======== INFORMATION PROVIDED ========
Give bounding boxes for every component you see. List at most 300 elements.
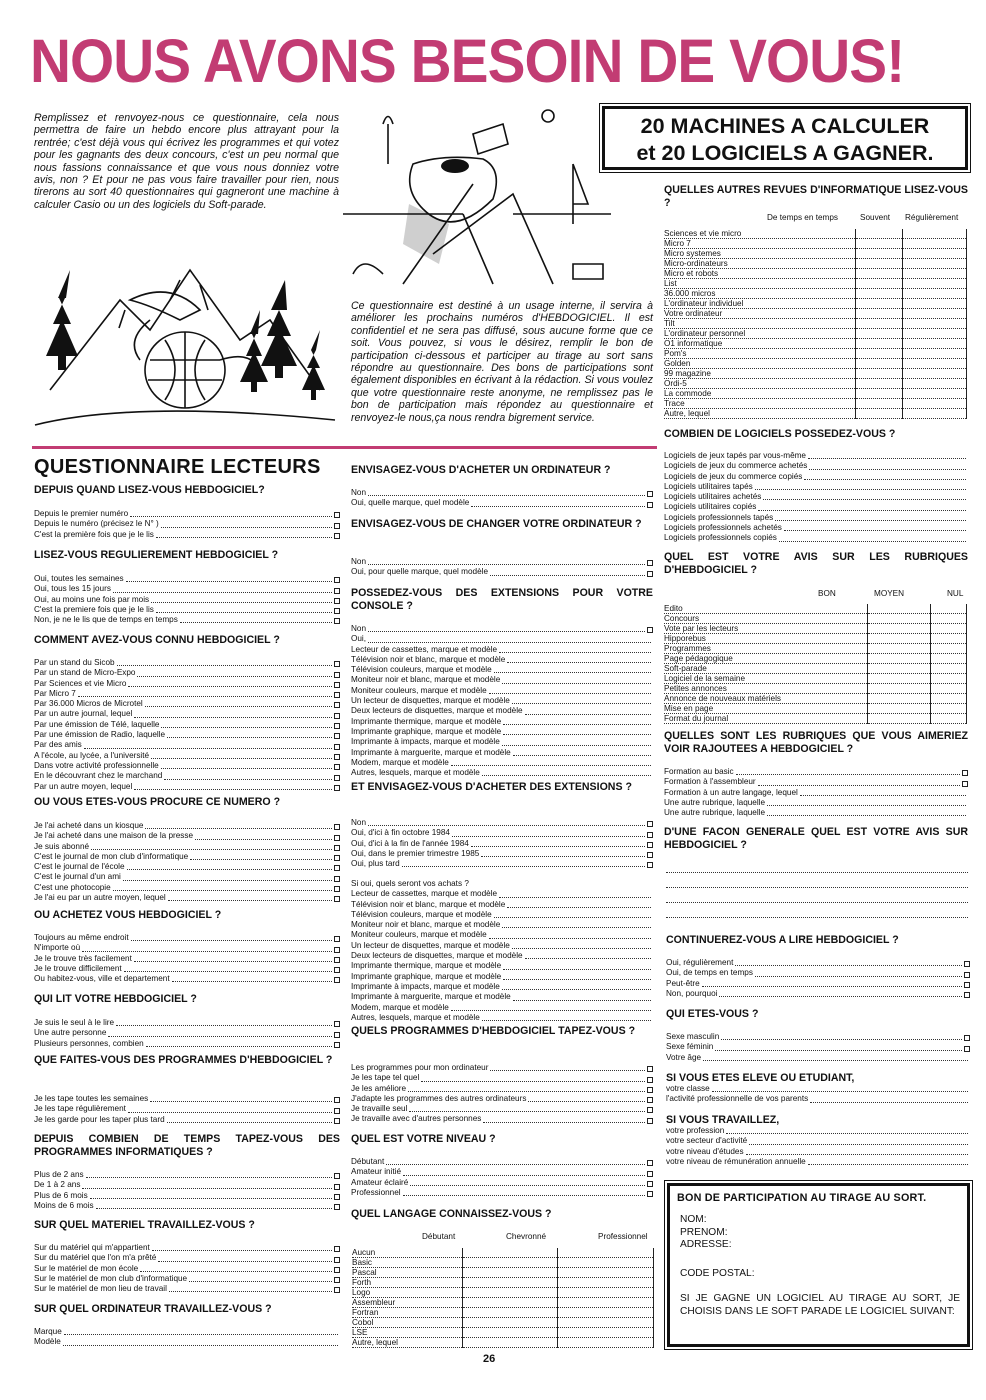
========
======== INFORMATION PROVIDED ========
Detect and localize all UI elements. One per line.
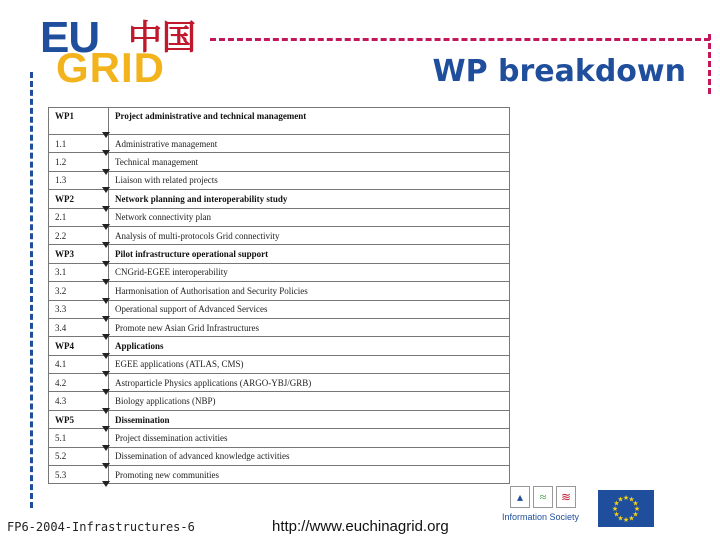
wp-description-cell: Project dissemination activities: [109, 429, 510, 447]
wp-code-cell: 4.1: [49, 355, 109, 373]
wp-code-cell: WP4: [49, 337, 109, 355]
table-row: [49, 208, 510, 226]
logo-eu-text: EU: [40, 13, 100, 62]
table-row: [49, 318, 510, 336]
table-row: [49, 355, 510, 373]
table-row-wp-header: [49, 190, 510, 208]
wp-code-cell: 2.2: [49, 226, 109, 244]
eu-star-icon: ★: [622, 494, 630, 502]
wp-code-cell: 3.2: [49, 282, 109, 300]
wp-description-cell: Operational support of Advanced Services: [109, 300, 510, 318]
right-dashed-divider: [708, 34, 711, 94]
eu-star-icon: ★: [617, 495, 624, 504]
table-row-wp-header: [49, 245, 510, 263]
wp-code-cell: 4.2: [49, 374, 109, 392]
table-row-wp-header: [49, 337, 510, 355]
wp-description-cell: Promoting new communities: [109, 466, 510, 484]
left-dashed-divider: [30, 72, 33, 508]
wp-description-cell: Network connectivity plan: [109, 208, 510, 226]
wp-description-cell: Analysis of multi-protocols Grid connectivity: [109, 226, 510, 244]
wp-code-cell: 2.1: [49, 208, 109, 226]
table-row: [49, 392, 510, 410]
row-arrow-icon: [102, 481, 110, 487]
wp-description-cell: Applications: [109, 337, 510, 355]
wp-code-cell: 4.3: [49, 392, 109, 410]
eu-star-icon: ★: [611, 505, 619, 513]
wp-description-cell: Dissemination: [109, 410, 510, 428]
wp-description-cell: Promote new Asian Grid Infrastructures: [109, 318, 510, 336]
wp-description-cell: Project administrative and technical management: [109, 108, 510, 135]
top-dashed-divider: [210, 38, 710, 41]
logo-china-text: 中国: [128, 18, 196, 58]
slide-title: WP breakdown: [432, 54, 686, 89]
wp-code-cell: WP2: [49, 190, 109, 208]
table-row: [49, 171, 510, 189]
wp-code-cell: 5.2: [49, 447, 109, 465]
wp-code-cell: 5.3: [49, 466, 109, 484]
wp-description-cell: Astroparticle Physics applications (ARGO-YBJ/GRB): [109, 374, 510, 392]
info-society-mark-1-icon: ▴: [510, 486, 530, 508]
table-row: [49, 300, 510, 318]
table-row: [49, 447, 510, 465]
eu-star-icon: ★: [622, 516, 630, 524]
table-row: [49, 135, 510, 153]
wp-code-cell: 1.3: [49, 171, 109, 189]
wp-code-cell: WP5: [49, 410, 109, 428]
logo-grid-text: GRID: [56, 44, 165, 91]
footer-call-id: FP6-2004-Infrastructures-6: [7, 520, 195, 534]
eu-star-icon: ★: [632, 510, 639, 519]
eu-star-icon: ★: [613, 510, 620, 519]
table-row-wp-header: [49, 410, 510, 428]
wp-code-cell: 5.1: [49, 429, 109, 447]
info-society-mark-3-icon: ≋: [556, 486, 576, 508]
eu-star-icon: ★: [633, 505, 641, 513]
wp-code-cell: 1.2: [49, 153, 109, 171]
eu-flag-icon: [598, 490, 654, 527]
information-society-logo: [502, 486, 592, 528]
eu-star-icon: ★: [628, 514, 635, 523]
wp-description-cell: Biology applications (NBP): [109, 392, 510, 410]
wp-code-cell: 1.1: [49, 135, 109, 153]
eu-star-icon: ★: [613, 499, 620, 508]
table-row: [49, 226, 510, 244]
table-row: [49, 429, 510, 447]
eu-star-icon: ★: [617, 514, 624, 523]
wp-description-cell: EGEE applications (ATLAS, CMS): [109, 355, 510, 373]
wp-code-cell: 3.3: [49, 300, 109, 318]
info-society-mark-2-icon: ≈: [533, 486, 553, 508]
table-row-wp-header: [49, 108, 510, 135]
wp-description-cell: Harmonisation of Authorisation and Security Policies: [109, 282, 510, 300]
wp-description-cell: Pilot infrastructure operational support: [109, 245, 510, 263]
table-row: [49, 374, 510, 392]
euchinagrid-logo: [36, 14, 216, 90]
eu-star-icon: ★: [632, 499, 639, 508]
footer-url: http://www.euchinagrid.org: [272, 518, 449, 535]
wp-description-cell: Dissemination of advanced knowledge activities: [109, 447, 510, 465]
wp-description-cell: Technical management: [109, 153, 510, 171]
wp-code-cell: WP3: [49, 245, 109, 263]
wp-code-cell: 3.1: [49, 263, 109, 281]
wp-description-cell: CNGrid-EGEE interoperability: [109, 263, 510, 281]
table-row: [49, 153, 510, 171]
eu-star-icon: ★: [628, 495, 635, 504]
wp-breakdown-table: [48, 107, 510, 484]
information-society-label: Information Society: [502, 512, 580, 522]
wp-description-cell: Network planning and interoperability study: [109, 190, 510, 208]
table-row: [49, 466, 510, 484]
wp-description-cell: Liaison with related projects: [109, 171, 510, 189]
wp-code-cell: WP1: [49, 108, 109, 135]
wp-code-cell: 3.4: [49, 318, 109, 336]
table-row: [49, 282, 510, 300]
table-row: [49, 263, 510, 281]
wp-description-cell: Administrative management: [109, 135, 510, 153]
========
======== INFORMATION PROVIDED ========
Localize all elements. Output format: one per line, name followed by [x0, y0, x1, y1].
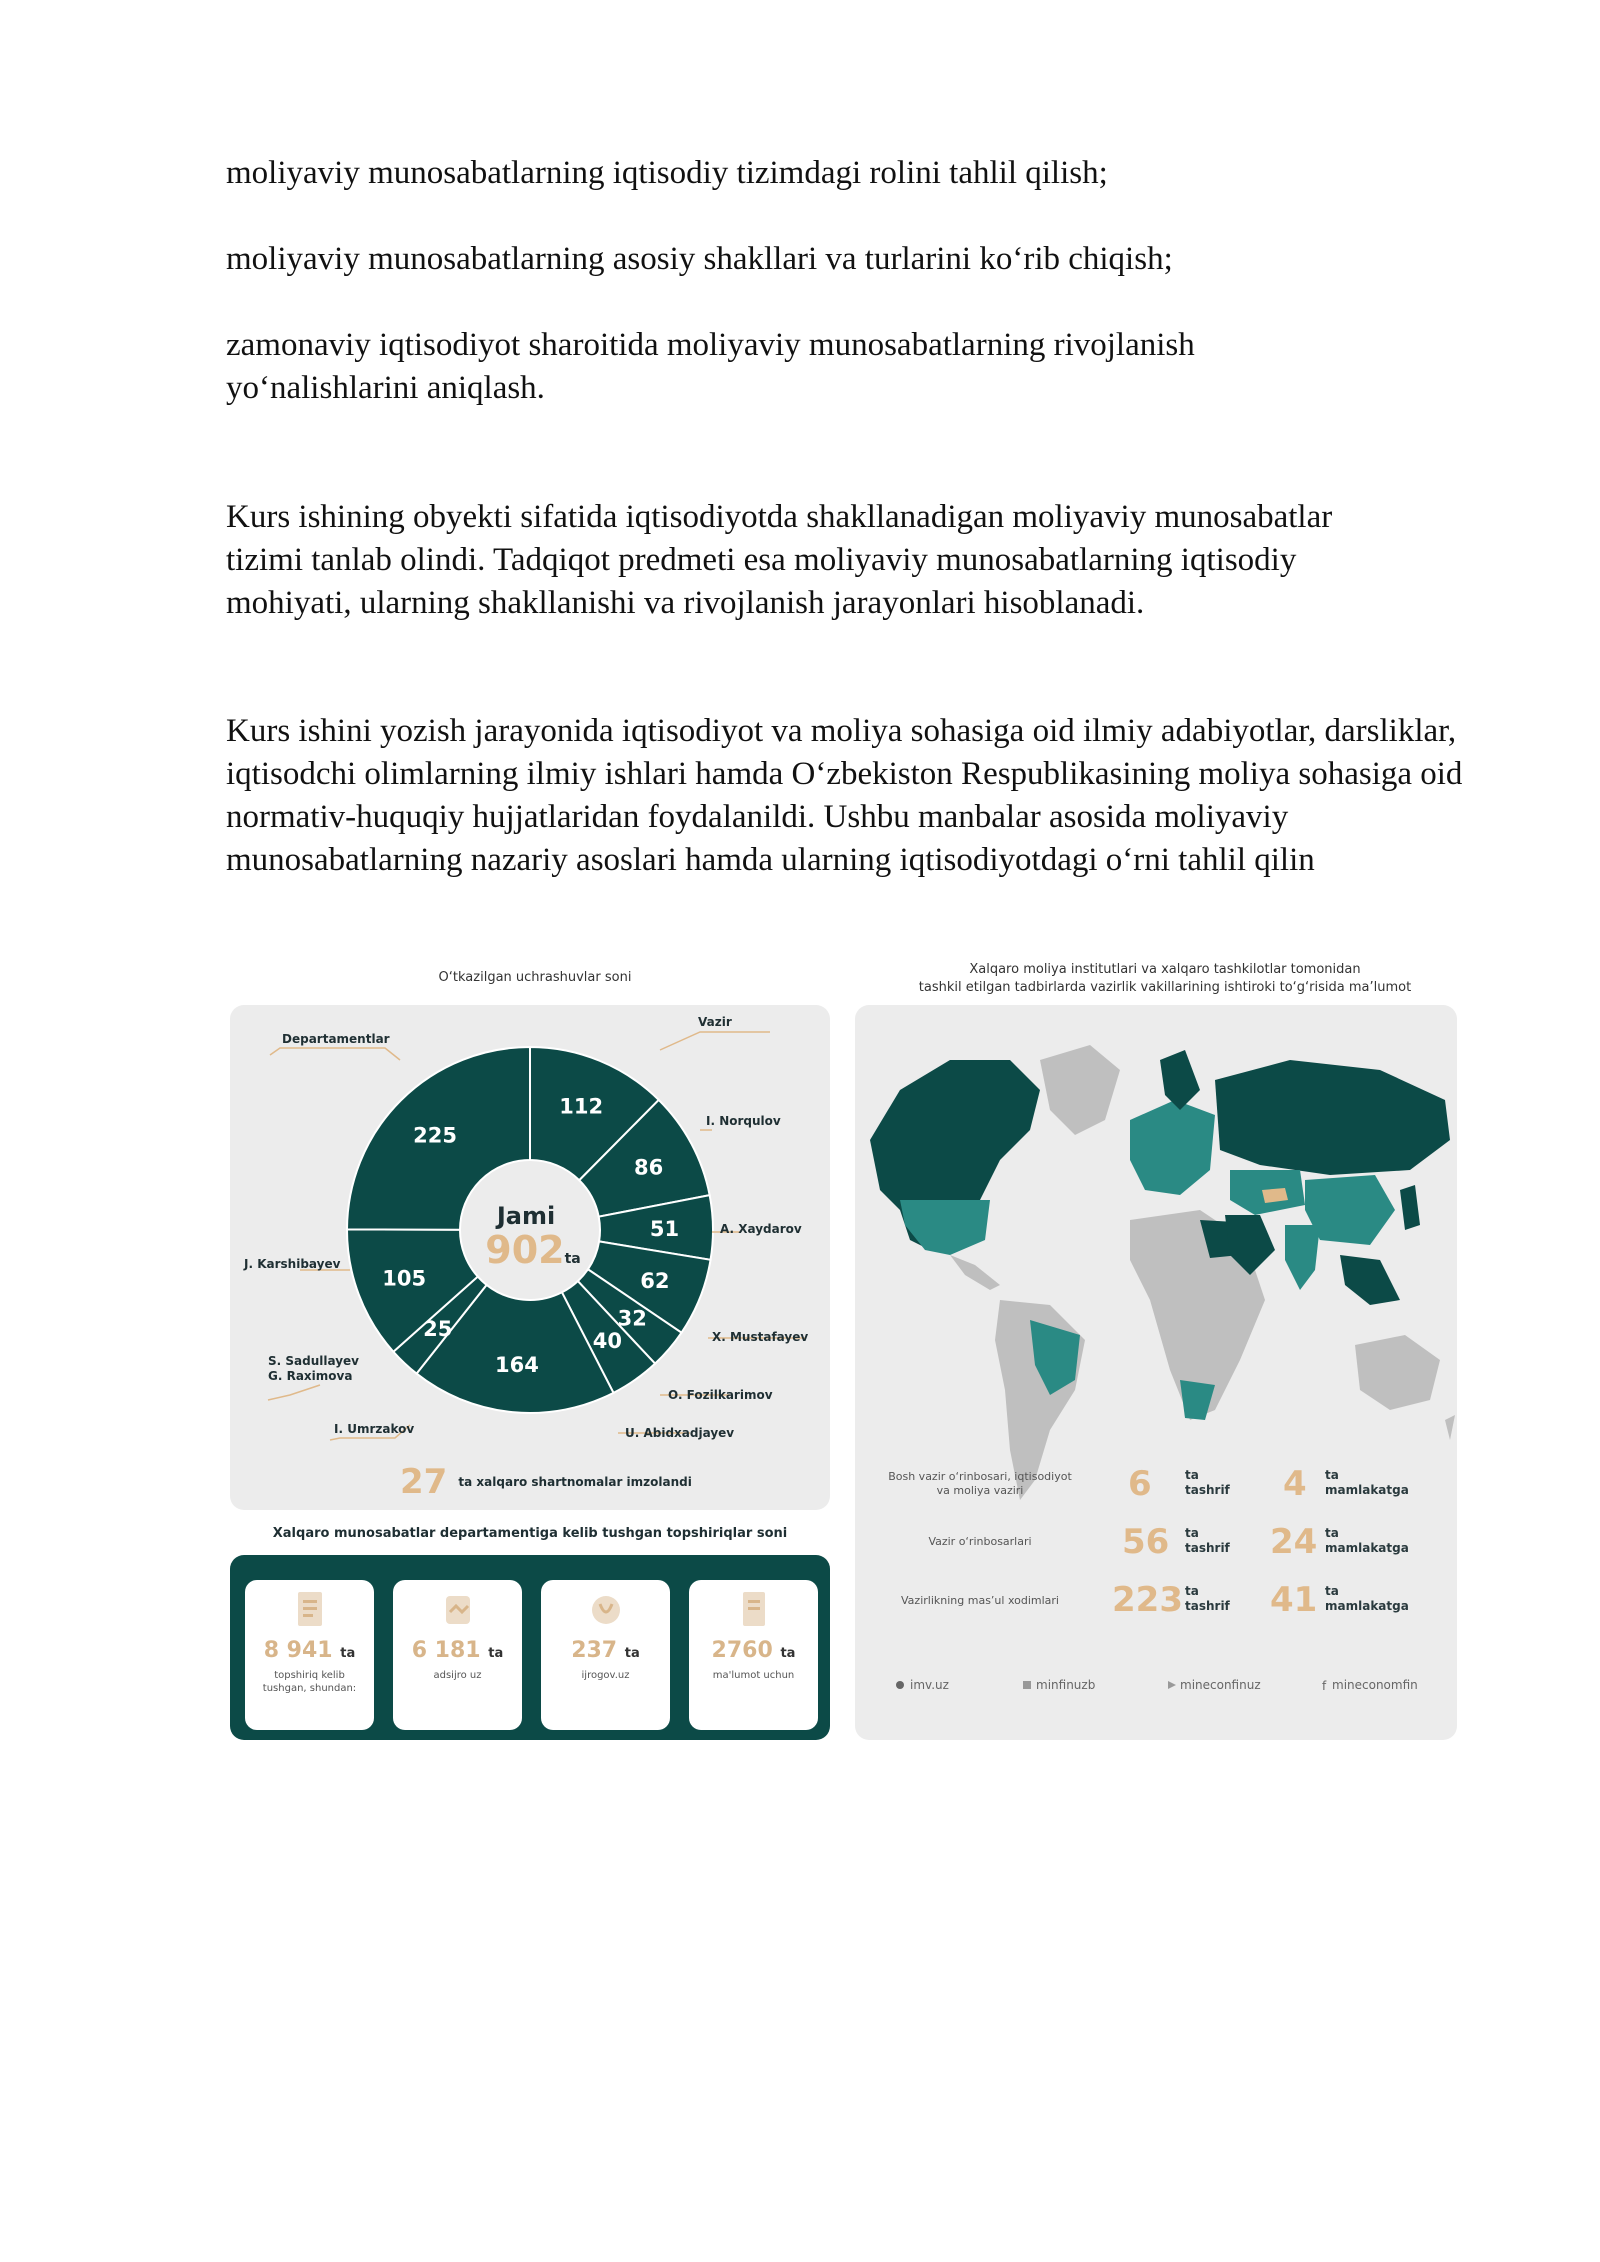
========
• WHAT THE EXERCISE ASKS
Express the rows between the lines holding "Detect and localize" and "table-row-wp-header: [49, 337, 510, 355]", inclusive, as a JSON list of strings with one string per line and blank lines left out. Leave out the pictures.

• IN RESPONSE
[
  "Detect and localize all UI elements. One per line.",
  "wp-description-cell: Project dissemination activities: [109, 429, 510, 447]",
  "wp-code-cell: 4.1: [49, 355, 109, 373]",
  "wp-code-cell: WP4: [49, 337, 109, 355]",
  "table-row: [49, 208, 510, 226]",
  "logo-eu-text: EU: [40, 13, 100, 62]",
  "table-row: [49, 318, 510, 336]",
  "table-row: [49, 355, 510, 373]",
  "table-row-wp-header: [49, 190, 510, 208]",
  "wp-code-cell: 2.2: [49, 226, 109, 244]",
  "eu-star-icon: ★: [622, 494, 630, 502]",
  "wp-code-cell: 3.2: [49, 282, 109, 300]",
  "wp-description-cell: Operational support of Advanced Services: [109, 300, 510, 318]",
  "right-dashed-divider: [708, 34, 711, 94]",
  "eu-star-icon: ★: [617, 495, 624, 504]",
  "table-row-wp-header: [49, 245, 510, 263]",
  "wp-code-cell: 4.2: [49, 374, 109, 392]",
  "table-row-wp-header: [49, 337, 510, 355]"
]